==== SUPPLIED MATERIAL
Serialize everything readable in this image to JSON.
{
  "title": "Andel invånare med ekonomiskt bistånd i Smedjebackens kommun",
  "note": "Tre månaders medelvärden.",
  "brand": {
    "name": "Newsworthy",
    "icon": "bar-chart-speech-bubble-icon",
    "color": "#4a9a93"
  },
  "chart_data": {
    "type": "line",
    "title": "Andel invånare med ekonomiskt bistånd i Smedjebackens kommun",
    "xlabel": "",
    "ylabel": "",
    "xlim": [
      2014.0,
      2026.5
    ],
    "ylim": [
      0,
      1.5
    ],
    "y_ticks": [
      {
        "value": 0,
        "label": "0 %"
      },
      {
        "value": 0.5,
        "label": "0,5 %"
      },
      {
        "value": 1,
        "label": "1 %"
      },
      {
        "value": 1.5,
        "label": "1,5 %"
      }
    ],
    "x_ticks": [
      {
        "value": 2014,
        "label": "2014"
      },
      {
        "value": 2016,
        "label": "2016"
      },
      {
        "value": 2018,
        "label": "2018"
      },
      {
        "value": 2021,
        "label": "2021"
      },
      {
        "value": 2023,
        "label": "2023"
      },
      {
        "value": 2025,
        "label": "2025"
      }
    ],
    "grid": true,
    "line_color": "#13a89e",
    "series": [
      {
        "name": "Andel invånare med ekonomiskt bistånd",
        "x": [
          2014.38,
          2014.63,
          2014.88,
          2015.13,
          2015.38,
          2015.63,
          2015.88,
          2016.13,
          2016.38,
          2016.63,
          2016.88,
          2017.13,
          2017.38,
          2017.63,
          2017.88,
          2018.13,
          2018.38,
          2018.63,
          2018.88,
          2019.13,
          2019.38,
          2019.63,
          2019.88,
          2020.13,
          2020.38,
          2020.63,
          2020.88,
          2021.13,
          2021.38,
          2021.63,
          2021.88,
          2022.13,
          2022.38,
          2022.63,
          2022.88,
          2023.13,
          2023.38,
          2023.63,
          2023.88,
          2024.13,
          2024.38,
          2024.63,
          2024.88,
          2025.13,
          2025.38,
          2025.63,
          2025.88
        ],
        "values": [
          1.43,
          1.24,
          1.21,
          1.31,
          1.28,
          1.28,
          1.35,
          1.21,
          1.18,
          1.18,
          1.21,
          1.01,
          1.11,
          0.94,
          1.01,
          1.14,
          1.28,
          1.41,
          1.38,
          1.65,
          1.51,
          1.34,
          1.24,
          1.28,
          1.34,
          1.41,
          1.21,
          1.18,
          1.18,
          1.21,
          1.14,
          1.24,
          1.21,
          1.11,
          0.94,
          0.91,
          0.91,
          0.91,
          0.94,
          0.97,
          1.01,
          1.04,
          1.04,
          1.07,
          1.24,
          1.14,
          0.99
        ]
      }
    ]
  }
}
========
**WORK INSTRUCTIONS**
In the records above, tally the lines where the word "name" appears, and give the number and nothing else.

**OUTPUT OF THE EXERCISE**
2